## Work to complete
Find the lines holding the string "relative" in the data, then copy all of them.
+++ Input data
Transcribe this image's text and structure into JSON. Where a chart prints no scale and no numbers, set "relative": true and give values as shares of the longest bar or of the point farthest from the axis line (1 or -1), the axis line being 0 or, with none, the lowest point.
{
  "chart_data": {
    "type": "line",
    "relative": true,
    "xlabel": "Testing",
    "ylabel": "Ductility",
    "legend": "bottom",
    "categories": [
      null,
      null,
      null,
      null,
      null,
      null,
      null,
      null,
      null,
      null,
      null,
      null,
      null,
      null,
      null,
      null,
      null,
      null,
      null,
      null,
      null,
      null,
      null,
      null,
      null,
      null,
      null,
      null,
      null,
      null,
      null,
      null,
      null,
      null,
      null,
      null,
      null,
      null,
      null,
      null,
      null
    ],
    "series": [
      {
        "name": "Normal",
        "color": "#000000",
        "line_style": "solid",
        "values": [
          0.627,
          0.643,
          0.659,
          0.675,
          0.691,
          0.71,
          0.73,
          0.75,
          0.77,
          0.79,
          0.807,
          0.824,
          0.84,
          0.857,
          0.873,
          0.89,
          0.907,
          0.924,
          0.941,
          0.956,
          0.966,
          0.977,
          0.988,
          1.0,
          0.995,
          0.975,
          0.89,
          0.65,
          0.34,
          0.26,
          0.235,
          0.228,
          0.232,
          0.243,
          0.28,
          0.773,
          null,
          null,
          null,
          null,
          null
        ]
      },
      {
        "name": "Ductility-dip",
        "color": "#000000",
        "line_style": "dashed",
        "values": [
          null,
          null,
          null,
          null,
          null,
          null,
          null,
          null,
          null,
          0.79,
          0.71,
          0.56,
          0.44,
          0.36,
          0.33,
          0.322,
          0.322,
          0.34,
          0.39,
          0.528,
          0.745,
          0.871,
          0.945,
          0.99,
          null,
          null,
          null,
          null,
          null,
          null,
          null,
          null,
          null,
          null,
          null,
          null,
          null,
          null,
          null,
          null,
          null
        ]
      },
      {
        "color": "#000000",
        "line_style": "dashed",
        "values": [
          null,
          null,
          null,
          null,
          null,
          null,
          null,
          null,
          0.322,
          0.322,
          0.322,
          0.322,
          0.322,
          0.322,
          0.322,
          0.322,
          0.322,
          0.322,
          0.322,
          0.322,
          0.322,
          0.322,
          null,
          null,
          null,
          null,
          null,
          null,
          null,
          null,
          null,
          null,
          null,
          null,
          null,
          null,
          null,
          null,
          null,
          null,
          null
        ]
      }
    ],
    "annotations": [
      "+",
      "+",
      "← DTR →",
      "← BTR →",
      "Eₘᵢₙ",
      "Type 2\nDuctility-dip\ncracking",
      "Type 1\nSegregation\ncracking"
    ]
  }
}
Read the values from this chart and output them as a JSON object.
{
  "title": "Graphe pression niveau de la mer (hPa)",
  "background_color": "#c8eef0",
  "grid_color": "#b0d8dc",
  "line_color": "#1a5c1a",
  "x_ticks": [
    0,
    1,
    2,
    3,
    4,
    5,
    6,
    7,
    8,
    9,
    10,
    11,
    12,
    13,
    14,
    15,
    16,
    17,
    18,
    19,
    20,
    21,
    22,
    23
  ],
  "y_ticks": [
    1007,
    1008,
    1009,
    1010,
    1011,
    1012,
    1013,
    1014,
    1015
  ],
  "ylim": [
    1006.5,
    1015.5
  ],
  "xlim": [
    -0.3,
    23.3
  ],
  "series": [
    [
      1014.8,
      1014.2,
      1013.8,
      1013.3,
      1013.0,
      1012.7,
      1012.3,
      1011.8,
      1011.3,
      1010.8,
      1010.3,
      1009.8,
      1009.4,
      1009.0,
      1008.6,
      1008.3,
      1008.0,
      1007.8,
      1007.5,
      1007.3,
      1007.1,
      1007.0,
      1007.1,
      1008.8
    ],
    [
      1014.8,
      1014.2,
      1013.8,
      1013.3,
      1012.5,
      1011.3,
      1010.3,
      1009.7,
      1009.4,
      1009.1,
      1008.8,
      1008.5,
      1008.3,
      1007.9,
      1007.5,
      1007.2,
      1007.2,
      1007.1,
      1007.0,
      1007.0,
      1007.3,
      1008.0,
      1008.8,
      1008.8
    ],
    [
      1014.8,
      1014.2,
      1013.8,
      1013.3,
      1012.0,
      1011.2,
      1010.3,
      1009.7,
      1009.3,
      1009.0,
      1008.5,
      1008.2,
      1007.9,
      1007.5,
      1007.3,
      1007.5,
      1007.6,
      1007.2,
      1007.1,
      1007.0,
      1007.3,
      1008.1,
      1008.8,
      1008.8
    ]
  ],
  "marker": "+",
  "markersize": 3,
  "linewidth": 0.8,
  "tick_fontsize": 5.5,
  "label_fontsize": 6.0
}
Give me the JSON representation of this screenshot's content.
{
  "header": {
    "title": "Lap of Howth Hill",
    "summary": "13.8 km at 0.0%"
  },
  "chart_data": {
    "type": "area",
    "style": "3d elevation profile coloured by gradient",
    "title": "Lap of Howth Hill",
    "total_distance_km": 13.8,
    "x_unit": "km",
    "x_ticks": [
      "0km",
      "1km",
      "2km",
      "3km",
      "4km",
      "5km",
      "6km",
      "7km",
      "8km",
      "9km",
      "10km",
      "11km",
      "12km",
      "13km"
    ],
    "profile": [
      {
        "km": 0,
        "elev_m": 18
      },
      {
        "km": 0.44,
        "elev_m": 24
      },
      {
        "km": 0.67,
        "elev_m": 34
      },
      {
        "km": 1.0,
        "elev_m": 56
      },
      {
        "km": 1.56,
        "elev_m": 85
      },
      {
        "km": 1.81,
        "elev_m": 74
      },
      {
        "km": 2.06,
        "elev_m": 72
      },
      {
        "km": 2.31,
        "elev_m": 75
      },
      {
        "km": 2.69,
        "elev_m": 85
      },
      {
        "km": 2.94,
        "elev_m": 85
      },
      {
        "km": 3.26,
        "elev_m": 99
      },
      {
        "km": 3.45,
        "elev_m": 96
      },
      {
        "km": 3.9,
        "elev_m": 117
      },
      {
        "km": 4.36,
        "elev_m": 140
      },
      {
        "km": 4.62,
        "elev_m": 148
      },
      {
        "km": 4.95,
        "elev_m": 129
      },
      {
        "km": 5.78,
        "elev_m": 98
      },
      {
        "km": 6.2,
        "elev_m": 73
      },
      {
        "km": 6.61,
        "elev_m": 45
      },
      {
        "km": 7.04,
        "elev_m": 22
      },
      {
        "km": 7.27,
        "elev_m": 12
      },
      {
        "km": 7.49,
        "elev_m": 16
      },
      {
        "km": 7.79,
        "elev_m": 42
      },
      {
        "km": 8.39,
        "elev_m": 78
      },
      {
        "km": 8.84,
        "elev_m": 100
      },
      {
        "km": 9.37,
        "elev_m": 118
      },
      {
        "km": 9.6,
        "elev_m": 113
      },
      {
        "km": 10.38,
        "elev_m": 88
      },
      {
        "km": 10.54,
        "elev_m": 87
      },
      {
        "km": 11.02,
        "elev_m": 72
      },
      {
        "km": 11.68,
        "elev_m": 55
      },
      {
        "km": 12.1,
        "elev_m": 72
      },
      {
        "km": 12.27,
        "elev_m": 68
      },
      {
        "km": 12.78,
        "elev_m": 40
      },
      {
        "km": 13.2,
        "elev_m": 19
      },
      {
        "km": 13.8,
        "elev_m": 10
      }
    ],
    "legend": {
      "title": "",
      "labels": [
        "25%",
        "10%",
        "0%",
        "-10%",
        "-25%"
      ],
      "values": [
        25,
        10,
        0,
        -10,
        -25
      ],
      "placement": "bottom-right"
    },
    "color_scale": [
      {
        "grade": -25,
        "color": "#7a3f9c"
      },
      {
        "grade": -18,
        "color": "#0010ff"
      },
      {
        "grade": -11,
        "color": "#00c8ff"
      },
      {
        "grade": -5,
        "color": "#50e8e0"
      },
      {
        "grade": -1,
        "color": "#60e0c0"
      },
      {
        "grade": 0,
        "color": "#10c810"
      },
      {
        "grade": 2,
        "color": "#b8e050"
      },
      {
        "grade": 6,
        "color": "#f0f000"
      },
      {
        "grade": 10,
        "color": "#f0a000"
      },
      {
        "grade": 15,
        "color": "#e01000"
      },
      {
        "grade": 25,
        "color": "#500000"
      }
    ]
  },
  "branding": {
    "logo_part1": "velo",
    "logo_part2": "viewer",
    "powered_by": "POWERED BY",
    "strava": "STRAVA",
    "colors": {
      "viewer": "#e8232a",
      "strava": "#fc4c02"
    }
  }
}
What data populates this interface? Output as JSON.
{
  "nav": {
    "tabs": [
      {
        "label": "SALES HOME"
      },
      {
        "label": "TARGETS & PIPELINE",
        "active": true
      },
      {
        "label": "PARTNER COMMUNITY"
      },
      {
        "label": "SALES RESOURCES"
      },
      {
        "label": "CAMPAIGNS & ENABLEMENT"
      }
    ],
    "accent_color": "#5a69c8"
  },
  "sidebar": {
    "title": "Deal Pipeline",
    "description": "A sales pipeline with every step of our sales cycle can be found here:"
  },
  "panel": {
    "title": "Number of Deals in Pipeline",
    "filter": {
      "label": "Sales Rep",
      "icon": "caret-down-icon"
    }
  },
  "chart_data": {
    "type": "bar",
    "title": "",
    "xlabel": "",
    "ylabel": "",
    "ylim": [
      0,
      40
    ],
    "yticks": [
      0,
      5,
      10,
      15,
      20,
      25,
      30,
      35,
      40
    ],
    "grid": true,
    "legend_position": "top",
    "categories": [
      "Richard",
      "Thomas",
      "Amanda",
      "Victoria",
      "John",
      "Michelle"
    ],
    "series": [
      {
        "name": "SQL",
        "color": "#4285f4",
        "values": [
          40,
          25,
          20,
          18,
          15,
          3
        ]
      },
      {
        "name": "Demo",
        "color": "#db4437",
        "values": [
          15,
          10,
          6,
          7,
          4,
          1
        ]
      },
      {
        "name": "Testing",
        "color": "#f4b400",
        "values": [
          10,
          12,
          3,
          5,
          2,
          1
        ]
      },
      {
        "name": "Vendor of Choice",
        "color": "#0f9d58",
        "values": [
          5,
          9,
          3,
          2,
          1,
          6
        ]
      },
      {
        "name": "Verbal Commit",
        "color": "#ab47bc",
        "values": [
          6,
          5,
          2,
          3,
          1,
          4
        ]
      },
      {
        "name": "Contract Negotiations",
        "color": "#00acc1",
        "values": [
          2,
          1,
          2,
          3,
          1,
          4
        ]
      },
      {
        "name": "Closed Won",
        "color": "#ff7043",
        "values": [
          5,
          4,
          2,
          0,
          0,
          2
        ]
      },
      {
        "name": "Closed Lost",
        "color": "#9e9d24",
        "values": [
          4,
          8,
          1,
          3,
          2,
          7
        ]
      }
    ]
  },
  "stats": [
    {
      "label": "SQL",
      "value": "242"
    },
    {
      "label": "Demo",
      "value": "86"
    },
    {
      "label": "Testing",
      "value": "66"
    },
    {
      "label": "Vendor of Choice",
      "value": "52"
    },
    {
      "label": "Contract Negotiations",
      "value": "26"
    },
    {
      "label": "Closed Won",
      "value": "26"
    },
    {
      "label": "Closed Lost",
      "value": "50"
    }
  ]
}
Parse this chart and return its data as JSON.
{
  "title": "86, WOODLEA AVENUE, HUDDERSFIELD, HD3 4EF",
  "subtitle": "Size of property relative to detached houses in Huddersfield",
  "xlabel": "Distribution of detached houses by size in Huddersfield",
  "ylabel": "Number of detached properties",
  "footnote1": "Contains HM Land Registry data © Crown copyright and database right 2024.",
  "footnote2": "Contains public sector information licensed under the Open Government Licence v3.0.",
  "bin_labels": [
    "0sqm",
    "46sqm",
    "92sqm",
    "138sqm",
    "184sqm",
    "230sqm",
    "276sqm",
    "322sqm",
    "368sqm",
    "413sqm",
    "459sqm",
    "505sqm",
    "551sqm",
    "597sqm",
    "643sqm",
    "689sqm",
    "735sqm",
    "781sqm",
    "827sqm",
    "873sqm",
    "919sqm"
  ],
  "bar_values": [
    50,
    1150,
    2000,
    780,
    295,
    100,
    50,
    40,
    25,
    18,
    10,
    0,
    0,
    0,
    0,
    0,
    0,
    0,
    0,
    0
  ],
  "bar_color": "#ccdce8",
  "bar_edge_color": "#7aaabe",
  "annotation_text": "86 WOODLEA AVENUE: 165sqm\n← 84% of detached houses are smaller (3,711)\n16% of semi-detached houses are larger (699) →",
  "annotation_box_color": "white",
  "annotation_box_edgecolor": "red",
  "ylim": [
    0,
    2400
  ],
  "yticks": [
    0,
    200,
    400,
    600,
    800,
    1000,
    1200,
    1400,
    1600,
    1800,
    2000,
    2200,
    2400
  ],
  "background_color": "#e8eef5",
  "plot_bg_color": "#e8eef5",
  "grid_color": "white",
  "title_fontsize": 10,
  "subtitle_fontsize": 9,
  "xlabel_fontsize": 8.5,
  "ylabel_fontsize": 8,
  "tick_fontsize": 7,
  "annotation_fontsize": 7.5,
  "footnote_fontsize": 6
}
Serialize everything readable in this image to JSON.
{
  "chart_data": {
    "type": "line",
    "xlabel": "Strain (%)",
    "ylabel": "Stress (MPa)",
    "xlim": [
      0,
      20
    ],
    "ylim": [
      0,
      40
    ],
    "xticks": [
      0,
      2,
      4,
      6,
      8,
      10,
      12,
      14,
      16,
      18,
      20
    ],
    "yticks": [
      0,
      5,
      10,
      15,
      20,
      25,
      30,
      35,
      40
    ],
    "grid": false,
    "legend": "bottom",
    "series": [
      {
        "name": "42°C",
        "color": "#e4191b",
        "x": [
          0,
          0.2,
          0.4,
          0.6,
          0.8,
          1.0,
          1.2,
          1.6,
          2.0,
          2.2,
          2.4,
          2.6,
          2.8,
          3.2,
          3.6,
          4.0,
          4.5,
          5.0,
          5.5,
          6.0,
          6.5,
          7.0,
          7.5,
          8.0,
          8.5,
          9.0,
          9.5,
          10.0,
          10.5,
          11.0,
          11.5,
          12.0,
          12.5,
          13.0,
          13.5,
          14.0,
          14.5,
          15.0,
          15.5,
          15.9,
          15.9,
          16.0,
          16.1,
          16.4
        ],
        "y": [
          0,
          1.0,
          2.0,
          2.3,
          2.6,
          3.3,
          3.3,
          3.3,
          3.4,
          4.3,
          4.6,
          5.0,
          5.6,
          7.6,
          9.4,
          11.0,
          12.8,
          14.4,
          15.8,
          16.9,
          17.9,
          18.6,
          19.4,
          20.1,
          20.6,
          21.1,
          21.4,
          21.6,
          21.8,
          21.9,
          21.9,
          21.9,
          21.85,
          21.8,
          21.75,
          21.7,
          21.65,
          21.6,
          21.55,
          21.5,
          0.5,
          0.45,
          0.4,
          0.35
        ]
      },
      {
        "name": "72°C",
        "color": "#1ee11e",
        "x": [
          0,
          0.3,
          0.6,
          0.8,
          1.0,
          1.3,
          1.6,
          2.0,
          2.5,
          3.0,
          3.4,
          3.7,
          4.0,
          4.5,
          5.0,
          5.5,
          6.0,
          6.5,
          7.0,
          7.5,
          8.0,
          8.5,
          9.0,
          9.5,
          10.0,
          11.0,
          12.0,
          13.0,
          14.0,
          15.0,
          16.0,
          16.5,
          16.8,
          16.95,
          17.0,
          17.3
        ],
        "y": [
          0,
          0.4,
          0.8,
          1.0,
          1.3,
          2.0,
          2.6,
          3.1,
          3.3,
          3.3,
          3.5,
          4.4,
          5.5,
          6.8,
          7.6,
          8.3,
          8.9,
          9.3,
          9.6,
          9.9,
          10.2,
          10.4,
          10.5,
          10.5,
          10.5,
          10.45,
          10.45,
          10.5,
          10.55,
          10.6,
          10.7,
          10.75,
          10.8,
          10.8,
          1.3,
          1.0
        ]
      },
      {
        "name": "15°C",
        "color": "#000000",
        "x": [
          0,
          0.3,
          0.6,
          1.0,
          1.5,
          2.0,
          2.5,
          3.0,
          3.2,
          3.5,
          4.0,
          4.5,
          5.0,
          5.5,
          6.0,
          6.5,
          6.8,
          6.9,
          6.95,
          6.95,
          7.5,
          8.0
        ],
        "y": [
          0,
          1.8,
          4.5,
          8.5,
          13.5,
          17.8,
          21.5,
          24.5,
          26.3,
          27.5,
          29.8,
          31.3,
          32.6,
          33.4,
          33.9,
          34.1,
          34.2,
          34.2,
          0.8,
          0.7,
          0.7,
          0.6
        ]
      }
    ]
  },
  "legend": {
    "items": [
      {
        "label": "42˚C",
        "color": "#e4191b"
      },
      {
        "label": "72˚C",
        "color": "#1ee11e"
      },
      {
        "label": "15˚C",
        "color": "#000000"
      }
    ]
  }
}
++++++
## Solution to this exercise
Transcribe this image's text and structure into JSON. Where a chart prints no scale and no numbers, set "relative": true and give values as shares of the longest bar or of the point farthest from the axis line (1 or -1), the axis line being 0 or, with none, the lowest point.
    "relative": true,
  "subtitle": "Size of property relative to detached houses in Huddersfield",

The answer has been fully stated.